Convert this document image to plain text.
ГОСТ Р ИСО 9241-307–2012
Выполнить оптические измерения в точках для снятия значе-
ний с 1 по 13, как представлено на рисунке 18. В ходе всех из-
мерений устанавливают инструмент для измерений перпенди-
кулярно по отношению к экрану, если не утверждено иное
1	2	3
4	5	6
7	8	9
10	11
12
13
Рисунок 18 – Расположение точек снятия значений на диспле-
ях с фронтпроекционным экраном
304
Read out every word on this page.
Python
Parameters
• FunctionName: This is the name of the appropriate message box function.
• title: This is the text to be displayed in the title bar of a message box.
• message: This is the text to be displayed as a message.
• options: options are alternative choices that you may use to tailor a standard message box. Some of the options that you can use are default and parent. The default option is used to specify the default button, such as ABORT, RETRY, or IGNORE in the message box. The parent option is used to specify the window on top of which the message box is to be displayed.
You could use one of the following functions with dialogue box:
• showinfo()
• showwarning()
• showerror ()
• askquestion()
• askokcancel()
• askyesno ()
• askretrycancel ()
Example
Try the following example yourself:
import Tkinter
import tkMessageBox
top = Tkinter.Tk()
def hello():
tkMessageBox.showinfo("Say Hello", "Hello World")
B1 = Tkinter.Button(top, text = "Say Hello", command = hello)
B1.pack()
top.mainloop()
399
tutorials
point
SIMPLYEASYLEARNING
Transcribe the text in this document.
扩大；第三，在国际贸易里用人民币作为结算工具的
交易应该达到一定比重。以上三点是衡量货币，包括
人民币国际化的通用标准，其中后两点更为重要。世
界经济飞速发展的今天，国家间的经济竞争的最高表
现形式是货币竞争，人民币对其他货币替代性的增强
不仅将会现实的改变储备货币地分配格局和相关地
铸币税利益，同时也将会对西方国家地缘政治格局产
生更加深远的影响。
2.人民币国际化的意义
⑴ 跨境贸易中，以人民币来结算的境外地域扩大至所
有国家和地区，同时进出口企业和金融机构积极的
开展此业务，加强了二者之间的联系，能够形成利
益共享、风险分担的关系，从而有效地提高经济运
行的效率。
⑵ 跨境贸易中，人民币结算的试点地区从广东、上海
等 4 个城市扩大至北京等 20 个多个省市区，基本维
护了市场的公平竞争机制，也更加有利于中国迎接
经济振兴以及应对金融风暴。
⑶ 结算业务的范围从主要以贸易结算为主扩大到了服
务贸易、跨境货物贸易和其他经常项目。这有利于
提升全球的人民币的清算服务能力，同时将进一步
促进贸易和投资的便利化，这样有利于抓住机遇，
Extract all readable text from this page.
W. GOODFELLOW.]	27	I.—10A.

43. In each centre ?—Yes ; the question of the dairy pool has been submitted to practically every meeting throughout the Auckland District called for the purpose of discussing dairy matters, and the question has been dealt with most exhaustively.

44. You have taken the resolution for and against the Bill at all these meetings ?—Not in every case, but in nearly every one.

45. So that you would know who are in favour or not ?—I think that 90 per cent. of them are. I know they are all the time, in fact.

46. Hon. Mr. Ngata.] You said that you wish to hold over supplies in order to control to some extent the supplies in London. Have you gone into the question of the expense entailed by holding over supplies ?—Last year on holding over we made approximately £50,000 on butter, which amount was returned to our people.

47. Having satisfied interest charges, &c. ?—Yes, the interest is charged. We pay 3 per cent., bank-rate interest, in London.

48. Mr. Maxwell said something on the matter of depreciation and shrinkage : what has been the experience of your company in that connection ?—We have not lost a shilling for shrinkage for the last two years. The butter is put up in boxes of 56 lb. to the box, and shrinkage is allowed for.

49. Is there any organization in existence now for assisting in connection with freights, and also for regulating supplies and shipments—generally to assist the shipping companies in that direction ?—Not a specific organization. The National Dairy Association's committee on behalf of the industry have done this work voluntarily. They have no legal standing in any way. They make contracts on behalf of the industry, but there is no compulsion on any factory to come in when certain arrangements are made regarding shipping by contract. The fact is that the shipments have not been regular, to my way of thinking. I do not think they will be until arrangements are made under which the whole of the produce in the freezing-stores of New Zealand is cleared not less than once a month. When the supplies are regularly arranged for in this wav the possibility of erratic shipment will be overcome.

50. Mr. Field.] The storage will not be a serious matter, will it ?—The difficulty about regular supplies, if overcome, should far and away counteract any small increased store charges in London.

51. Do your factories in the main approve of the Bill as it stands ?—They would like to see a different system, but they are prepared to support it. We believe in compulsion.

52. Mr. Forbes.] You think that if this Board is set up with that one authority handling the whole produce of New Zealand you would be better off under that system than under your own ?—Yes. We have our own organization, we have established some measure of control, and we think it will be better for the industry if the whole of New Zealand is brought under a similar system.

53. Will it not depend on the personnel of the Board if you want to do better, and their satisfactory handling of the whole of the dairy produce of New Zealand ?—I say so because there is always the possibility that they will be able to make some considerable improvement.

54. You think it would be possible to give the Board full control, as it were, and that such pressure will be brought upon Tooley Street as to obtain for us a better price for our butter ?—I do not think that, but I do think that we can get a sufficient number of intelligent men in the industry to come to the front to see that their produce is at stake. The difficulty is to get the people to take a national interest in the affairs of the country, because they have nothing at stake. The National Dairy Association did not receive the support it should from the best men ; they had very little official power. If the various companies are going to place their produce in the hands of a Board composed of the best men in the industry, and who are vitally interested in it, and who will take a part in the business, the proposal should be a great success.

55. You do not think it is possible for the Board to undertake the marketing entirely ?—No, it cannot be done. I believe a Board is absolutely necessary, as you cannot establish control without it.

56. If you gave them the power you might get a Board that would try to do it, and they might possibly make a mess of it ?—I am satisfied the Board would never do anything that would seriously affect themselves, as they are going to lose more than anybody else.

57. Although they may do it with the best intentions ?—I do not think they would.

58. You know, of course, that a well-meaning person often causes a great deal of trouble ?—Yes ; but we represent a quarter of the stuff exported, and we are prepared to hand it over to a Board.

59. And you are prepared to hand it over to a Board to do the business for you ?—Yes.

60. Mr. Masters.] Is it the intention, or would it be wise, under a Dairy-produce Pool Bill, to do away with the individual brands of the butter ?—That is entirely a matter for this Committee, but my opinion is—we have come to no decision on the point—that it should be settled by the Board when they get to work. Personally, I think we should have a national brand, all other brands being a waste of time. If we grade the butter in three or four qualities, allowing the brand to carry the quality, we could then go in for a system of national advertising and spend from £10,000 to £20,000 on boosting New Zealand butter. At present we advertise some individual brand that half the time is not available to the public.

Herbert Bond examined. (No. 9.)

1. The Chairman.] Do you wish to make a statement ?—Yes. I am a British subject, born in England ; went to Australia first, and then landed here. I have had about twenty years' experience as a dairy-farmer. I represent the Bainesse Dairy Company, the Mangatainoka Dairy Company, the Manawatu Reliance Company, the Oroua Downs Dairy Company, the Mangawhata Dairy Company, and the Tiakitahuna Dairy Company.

========

Using the listing above, show every line that includes the string "page".

# Answer for the task
Read out every word on this page.
Extract all readable text from this page.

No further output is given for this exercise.